───── Material provided ─────

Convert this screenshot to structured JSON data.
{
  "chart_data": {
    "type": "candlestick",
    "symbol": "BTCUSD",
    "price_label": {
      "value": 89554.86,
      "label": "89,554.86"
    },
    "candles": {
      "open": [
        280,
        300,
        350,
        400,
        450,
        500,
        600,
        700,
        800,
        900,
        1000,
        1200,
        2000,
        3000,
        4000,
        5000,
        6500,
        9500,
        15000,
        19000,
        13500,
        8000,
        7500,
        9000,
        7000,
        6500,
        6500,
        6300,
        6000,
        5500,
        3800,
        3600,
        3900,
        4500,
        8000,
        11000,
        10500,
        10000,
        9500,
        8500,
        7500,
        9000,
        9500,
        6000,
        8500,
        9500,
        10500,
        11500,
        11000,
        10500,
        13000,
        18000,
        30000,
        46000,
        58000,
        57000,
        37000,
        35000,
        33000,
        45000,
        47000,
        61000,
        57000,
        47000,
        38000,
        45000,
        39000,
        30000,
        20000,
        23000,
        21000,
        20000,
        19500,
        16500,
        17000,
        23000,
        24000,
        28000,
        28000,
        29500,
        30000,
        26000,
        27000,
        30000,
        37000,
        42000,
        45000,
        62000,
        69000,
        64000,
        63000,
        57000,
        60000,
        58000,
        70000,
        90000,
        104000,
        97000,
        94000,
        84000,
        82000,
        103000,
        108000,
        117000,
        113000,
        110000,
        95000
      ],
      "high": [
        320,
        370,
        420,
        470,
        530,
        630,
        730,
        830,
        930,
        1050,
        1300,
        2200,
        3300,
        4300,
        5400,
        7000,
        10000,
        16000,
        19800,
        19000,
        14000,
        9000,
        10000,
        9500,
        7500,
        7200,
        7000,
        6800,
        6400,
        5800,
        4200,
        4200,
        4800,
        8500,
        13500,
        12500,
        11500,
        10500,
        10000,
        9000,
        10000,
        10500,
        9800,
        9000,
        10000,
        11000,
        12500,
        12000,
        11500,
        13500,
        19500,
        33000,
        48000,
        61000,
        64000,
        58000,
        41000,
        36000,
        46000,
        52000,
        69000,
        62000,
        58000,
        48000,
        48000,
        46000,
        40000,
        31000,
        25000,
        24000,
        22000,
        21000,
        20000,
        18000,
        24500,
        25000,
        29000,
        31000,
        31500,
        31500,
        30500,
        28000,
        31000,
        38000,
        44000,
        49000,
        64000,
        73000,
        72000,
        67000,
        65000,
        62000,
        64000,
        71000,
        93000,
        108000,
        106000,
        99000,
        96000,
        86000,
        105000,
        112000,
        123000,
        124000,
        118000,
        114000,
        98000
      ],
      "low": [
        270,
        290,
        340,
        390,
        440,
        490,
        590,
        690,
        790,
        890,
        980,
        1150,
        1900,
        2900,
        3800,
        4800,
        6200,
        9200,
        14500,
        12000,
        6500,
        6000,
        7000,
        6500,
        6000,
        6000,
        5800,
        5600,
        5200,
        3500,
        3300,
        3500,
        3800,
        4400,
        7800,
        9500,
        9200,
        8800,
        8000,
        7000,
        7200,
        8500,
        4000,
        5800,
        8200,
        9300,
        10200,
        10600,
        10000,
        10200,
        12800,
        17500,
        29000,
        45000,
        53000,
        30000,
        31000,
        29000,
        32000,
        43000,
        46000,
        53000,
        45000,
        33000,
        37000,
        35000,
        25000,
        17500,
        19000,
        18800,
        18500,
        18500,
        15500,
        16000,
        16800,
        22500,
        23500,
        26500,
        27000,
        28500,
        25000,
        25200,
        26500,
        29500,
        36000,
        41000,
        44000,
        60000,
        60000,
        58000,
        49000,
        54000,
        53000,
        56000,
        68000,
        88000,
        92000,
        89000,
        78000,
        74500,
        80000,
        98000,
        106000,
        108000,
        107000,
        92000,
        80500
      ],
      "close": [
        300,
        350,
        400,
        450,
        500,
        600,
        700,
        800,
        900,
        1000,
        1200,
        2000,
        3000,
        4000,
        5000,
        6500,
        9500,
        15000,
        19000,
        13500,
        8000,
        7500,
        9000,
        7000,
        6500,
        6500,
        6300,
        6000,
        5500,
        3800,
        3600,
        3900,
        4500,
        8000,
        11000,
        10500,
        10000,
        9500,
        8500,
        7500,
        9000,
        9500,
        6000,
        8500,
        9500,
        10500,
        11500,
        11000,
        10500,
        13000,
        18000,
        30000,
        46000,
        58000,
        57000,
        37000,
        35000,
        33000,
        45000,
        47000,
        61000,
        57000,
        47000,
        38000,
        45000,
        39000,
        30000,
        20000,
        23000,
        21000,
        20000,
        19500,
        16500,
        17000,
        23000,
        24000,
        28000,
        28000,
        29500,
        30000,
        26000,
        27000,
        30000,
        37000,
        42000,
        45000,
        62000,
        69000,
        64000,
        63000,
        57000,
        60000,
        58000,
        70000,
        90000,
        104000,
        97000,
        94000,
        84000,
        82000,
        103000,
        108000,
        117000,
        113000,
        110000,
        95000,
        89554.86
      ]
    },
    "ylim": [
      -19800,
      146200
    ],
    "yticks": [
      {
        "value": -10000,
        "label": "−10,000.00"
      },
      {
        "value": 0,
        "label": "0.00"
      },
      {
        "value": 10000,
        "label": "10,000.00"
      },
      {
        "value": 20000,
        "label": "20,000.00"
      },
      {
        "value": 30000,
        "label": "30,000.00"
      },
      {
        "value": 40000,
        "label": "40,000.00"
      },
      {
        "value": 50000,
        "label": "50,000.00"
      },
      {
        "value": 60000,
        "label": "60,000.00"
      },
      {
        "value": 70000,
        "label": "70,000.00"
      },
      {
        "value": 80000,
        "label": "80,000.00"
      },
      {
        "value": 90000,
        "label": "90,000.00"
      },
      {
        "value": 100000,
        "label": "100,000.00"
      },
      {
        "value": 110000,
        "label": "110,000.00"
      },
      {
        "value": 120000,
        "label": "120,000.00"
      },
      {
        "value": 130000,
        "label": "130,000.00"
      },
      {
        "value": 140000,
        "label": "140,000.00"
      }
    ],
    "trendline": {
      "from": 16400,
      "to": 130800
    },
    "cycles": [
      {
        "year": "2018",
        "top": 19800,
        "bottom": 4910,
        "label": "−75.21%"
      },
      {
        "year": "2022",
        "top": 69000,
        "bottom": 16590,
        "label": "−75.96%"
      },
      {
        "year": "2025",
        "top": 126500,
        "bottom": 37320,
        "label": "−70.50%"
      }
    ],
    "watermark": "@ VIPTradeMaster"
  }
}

─────

Description of the task:
Show every line from the entries above in which the word "bottom" appears.

Complete output:
        "bottom": 4910,
        "bottom": 16590,
        "bottom": 37320,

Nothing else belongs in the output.